Data entries:
----------------------------------------

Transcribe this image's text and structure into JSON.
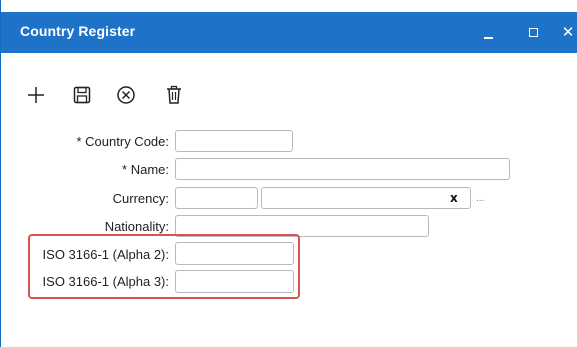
{
  "window": {
    "title": "Country Register",
    "minimize_glyph": "_",
    "maximize_glyph": "□",
    "close_glyph": "✕"
  },
  "toolbar": {
    "items": [
      {
        "name": "add",
        "icon": "plus-icon"
      },
      {
        "name": "save",
        "icon": "save-icon"
      },
      {
        "name": "cancel",
        "icon": "cancel-circle-icon"
      },
      {
        "name": "delete",
        "icon": "trash-icon"
      }
    ]
  },
  "form": {
    "country_code": {
      "label": "* Country Code:",
      "value": ""
    },
    "name": {
      "label": "* Name:",
      "value": ""
    },
    "currency": {
      "label": "Currency:",
      "code_value": "",
      "name_value": "",
      "clear_glyph": "x",
      "more_glyph": "..."
    },
    "nationality": {
      "label": "Nationality:",
      "value": ""
    },
    "iso_alpha2": {
      "label": "ISO 3166-1 (Alpha 2):",
      "value": ""
    },
    "iso_alpha3": {
      "label": "ISO 3166-1 (Alpha 3):",
      "value": ""
    }
  },
  "colors": {
    "titlebar": "#1e73c8",
    "highlight": "#d9534f"
  }
}
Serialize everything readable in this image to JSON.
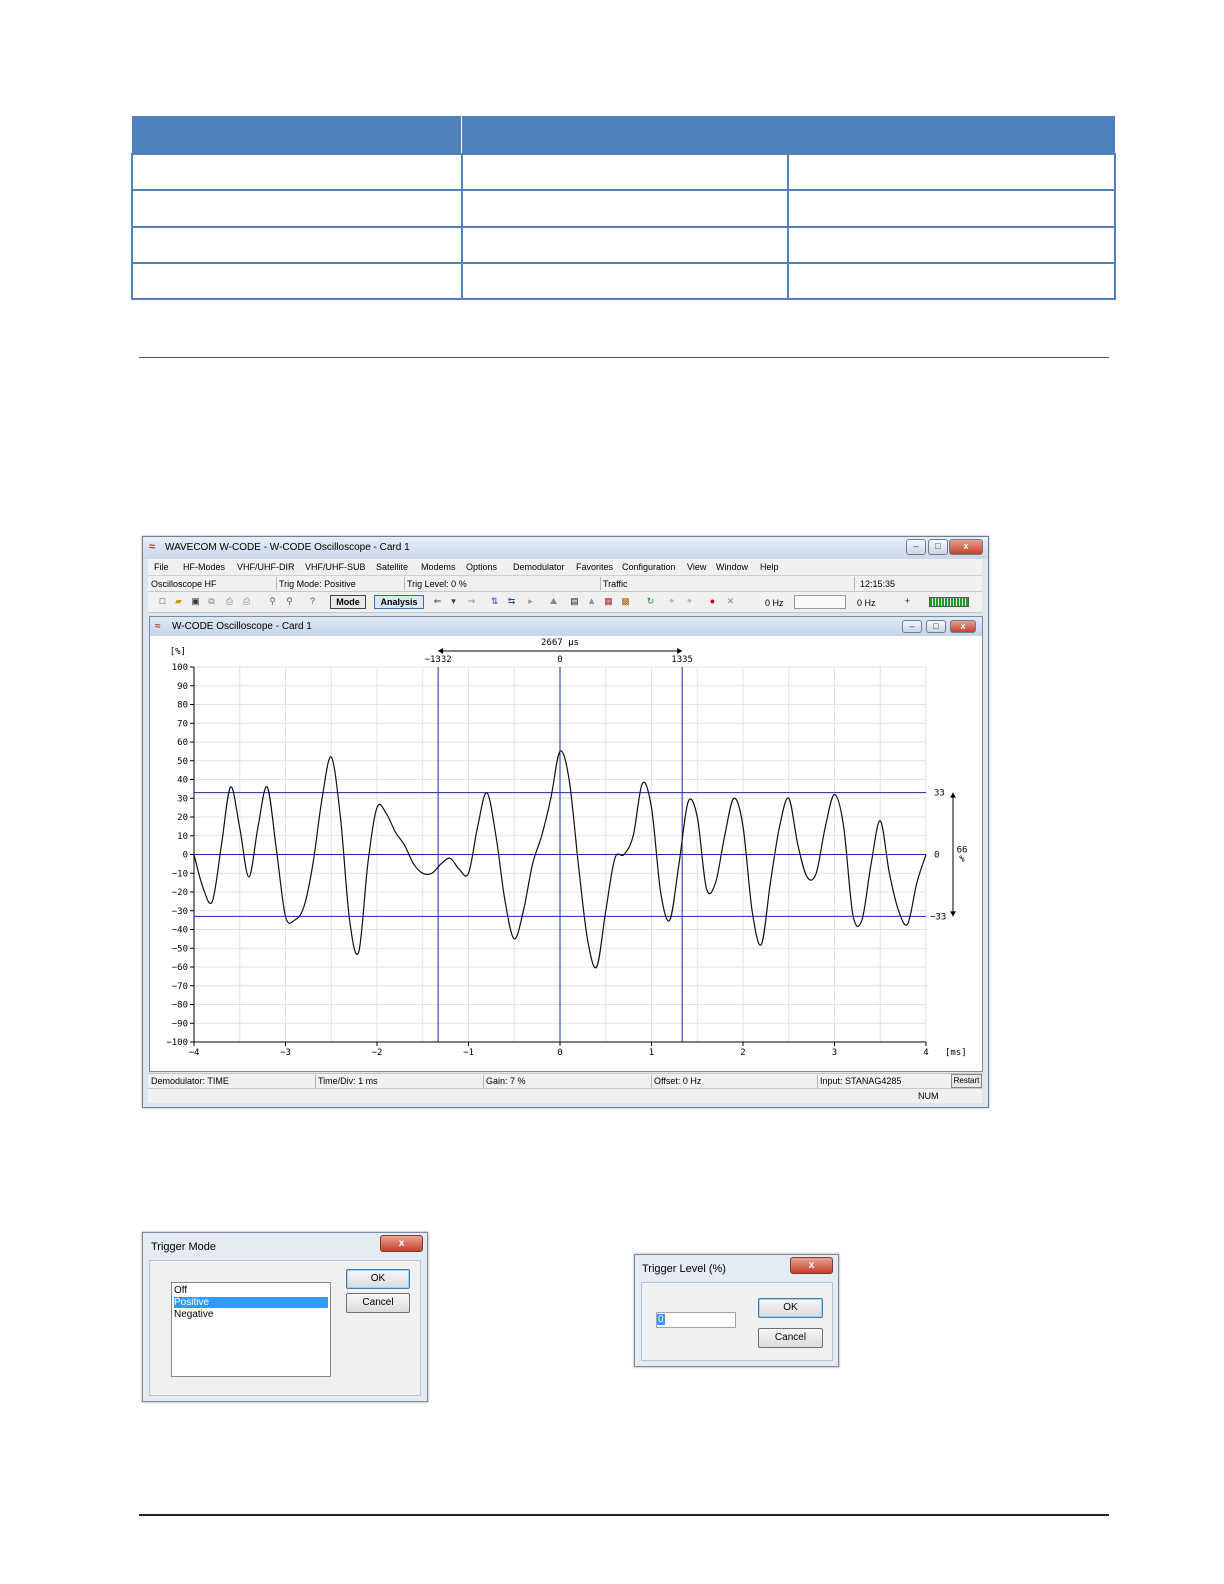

----------------------------------------

# WHAT TO PRODUCE:
Find all lines with "JSON" in them and copy each one.

# FINAL RESULT:
Transcribe this image's text and structure into JSON.
Serialize everything readable in this image to JSON.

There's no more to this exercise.